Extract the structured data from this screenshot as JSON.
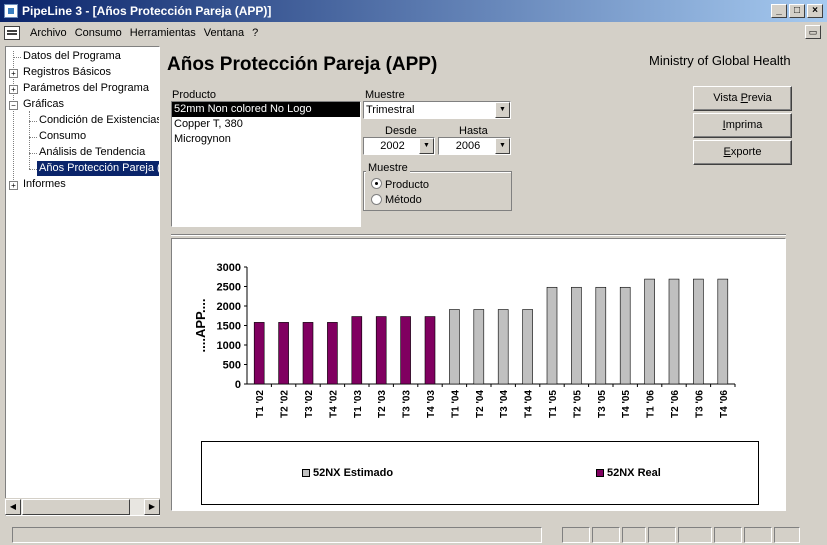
{
  "window": {
    "title": "PipeLine 3 - [Años Protección Pareja (APP)]",
    "min": "_",
    "max": "□",
    "close": "×",
    "restore": "🗗"
  },
  "menu": {
    "archivo": "Archivo",
    "consumo": "Consumo",
    "herramientas": "Herramientas",
    "ventana": "Ventana",
    "help": "?"
  },
  "tree": {
    "datos": "Datos del Programa",
    "registros": "Registros Básicos",
    "parametros": "Parámetros del Programa",
    "graficas": "Gráficas",
    "condicion": "Condición de Existencias",
    "consumo": "Consumo",
    "analisis": "Análisis de Tendencia",
    "anos": "Años Protección Pareja (APP)",
    "informes": "Informes"
  },
  "header": {
    "title": "Años Protección Pareja (APP)",
    "ministry": "Ministry of Global Health"
  },
  "producto": {
    "label": "Producto",
    "items": [
      "52mm Non colored No Logo",
      "Copper T, 380",
      "Microgynon"
    ]
  },
  "muestre": {
    "label": "Muestre",
    "value": "Trimestral"
  },
  "desde": {
    "label": "Desde",
    "value": "2002"
  },
  "hasta": {
    "label": "Hasta",
    "value": "2006"
  },
  "muestre2": {
    "label": "Muestre",
    "opt1": "Producto",
    "opt2": "Método"
  },
  "buttons": {
    "preview_pre": "Vista ",
    "preview_u": "P",
    "preview_post": "revia",
    "print_u": "I",
    "print_post": "mprima",
    "export_u": "E",
    "export_post": "xporte"
  },
  "chart_data": {
    "type": "bar",
    "ylabel": "....APP....",
    "ylim": [
      0,
      3000
    ],
    "yticks": [
      0,
      500,
      1000,
      1500,
      2000,
      2500,
      3000
    ],
    "categories": [
      "T1 '02",
      "T2 '02",
      "T3 '02",
      "T4 '02",
      "T1 '03",
      "T2 '03",
      "T3 '03",
      "T4 '03",
      "T1 '04",
      "T2 '04",
      "T3 '04",
      "T4 '04",
      "T1 '05",
      "T2 '05",
      "T3 '05",
      "T4 '05",
      "T1 '06",
      "T2 '06",
      "T3 '06",
      "T4 '06"
    ],
    "values": [
      1580,
      1580,
      1580,
      1580,
      1730,
      1730,
      1730,
      1730,
      1910,
      1910,
      1910,
      1910,
      2480,
      2480,
      2480,
      2480,
      2690,
      2690,
      2690,
      2690
    ],
    "series_of_bar": [
      "real",
      "real",
      "real",
      "real",
      "real",
      "real",
      "real",
      "real",
      "est",
      "est",
      "est",
      "est",
      "est",
      "est",
      "est",
      "est",
      "est",
      "est",
      "est",
      "est"
    ],
    "series": [
      {
        "name": "52NX Estimado",
        "color": "#c0c0c0"
      },
      {
        "name": "52NX Real",
        "color": "#800060"
      }
    ]
  }
}
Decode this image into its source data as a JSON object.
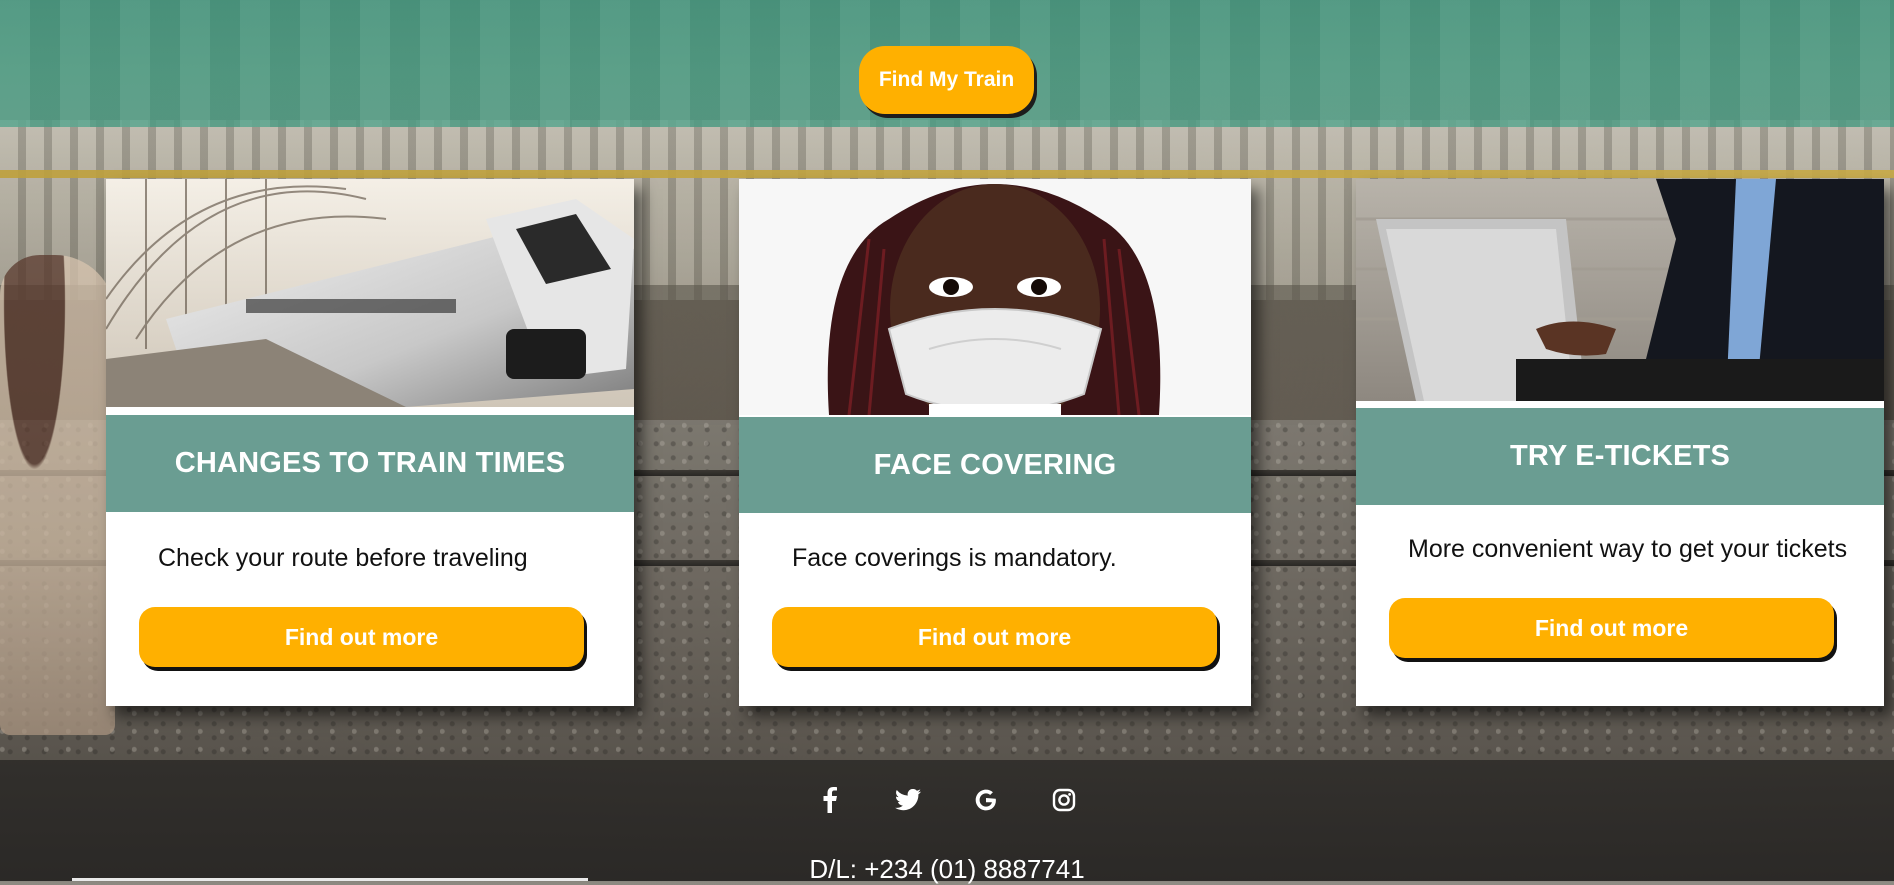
{
  "header": {
    "find_train_label": "Find My Train"
  },
  "cards": [
    {
      "title": "CHANGES TO TRAIN TIMES",
      "text": "Check your route before traveling",
      "button_label": "Find out more"
    },
    {
      "title": "FACE COVERING",
      "text": "Face coverings is mandatory.",
      "button_label": "Find out more"
    },
    {
      "title": "TRY E-TICKETS",
      "text": "More convenient way to get your tickets",
      "button_label": "Find out more"
    }
  ],
  "footer": {
    "social_icons": [
      "facebook-icon",
      "twitter-icon",
      "google-icon",
      "instagram-icon"
    ],
    "phone": "D/L: +234 (01) 8887741"
  },
  "colors": {
    "accent": "#ffb000",
    "band": "#6a9d92",
    "header": "#4c9e84",
    "footer": "#2e2c29"
  }
}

□ □ □ □ □

Each line that has the word "your" counts once. How many such lines are in the data? Give the number alone.

2